▶ [Aim of the exercise]:
Write out, word for word, the stretch of the network meta-analysis excerpt below from "Transitivity is the" through "and control groups.".

▶ [Document excerpt]:
Assumption of transitivity

Transitivity is the fundamental assumption of indirect comparisons and network meta-analysis, and its violation threatens the validity of the findings obtained from a network of studies. We are considering the following effect modifiers: changes in body weight and mean baseline age. Exercise has been already defined as an exclusion criteria if not applied in intervention diets and control groups.

Assessment of inconsistency

To evaluate the presence of statistical inconsistency (i.e., disagreement between the different sources of evidence) in the data, we will employ both local and global approaches [42]. Specifically, we will use the loop-specific approach [43] to detect loops of evidence that might present important inconsistency as well as the node-splitting approach [44] to detect comparisons for which direct estimates disagree with indirect evidence from the entire network. Global methods investigate the presence of inconsistency jointly from all possible sources in the network. For this purpose we will use the design-by-treatment interaction model and the I 2 statistic [45, 46].

Subgroup and sensitivity analyses

In case of possible important heterogeneity or inconsistency, we will explore the possible sources using subgroup and meta-regression analyses. Subgroup analyses are planned for study length, sample size, age, sex, presence of comorbidities, and type of pharmaceutical intervention. We will assess the sensitivity of results for the primary outcome by analyzing only studies considered being at low risk of bias.

▶ [Available data]:
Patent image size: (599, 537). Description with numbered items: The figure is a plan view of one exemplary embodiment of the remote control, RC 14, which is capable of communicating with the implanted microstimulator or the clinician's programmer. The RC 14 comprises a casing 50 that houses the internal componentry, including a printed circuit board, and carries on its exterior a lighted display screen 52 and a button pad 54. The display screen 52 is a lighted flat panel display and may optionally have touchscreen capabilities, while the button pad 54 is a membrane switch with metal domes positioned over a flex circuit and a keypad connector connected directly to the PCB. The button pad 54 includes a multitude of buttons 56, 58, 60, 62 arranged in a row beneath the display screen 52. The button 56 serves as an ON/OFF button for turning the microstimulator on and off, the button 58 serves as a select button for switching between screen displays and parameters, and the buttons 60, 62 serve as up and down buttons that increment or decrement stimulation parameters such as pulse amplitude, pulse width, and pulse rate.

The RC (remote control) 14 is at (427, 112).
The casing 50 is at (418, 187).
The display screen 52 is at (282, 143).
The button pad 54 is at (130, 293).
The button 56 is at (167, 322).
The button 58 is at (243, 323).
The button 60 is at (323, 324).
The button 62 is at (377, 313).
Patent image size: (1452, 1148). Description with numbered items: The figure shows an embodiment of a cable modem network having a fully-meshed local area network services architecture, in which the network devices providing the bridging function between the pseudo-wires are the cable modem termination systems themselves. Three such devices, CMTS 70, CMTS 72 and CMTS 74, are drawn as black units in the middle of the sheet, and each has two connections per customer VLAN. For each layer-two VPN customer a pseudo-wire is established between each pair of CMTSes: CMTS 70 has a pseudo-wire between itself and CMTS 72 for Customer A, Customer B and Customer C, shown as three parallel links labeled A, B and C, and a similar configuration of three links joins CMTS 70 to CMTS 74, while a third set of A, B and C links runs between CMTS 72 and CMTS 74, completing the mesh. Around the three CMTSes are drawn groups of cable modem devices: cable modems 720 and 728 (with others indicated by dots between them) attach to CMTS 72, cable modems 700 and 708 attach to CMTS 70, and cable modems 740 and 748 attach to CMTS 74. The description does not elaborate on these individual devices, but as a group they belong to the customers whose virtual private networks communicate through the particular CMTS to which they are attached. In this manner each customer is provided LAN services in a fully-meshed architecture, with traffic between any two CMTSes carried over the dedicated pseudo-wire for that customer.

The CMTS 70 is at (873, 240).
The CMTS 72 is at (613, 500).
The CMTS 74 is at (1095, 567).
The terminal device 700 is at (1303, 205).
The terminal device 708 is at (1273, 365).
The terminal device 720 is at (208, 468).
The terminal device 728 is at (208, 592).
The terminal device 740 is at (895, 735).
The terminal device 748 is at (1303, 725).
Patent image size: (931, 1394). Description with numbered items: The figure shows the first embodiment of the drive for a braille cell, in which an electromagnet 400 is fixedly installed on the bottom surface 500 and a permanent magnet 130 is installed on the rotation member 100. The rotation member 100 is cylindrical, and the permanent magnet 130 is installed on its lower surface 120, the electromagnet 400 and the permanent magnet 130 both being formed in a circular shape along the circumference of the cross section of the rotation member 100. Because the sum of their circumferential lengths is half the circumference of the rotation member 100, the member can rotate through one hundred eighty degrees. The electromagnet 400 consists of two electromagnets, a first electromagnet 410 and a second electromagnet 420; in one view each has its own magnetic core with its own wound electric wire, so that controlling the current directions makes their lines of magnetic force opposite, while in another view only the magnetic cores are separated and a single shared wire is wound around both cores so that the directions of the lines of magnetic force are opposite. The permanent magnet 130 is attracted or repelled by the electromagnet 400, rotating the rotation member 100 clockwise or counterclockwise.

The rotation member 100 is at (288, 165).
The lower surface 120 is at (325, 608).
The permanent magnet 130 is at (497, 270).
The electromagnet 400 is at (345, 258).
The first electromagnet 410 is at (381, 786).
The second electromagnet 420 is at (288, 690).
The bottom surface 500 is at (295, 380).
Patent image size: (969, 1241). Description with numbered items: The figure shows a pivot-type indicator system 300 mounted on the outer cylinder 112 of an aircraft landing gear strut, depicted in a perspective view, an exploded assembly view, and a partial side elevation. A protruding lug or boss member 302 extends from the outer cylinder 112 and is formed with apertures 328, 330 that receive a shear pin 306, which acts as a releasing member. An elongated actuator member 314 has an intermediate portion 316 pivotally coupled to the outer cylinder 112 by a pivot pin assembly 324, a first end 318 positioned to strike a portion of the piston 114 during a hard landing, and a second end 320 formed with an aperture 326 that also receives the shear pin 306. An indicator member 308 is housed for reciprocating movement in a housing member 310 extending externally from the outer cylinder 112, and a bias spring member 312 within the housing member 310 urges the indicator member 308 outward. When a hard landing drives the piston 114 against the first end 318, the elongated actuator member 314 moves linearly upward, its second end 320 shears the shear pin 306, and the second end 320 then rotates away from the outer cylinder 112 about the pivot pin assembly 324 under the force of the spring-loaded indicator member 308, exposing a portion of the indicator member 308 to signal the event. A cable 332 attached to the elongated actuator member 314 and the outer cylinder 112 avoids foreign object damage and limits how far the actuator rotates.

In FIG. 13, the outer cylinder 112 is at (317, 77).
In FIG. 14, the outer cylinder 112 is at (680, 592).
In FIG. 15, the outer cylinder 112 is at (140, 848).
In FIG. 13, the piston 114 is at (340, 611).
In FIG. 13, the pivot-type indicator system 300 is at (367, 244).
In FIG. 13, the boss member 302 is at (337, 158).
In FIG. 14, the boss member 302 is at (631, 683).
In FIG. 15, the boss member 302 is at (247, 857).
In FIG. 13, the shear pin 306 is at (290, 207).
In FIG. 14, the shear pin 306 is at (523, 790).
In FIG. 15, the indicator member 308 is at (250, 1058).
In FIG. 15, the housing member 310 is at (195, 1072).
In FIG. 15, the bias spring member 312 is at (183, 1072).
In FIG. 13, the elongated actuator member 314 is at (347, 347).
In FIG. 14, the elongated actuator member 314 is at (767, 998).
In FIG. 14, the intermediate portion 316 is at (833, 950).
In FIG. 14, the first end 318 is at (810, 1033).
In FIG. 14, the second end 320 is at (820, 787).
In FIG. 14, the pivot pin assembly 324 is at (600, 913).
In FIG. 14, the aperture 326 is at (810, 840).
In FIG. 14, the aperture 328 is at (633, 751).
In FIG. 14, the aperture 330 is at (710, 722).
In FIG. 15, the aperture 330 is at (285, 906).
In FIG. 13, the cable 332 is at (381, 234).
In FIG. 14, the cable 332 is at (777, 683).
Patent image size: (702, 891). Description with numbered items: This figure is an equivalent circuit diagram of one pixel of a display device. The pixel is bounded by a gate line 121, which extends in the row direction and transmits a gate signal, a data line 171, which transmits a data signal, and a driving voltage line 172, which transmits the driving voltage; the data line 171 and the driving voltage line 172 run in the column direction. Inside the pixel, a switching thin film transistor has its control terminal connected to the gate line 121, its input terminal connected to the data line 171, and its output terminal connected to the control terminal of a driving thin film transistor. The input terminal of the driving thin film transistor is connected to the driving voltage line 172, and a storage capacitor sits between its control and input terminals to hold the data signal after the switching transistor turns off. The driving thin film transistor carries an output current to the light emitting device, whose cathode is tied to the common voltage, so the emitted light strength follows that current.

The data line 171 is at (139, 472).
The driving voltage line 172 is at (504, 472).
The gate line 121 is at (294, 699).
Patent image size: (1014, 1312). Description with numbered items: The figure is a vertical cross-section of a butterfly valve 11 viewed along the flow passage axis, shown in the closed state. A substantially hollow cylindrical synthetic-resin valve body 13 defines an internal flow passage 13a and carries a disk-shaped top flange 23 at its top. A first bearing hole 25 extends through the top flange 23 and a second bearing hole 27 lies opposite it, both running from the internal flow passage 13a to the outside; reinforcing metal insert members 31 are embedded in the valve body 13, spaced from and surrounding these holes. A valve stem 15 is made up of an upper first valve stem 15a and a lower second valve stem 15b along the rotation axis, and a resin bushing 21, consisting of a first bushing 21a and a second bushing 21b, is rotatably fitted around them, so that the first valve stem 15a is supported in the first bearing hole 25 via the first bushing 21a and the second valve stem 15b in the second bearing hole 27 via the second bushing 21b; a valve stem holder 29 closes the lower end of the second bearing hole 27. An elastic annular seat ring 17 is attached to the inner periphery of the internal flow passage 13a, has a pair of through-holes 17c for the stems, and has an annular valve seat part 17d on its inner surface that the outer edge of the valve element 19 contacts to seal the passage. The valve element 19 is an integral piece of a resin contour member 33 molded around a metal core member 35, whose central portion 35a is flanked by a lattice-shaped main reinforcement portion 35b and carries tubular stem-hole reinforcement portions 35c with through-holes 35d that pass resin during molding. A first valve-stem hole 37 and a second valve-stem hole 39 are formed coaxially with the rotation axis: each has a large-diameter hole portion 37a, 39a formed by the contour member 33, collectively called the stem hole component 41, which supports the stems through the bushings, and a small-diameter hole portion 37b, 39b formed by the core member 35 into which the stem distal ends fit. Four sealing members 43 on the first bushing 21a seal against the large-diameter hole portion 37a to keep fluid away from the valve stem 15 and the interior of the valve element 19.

▶ [Solution for this task]:
Transitivity is the fundamental assumption of indirect comparisons and network meta-analysis, and its violation threatens the validity of the findings obtained from a network of studies. We are considering the following effect modifiers: changes in body weight and mean baseline age. Exercise has been already defined as an exclusion criteria if not applied in intervention diets and control groups.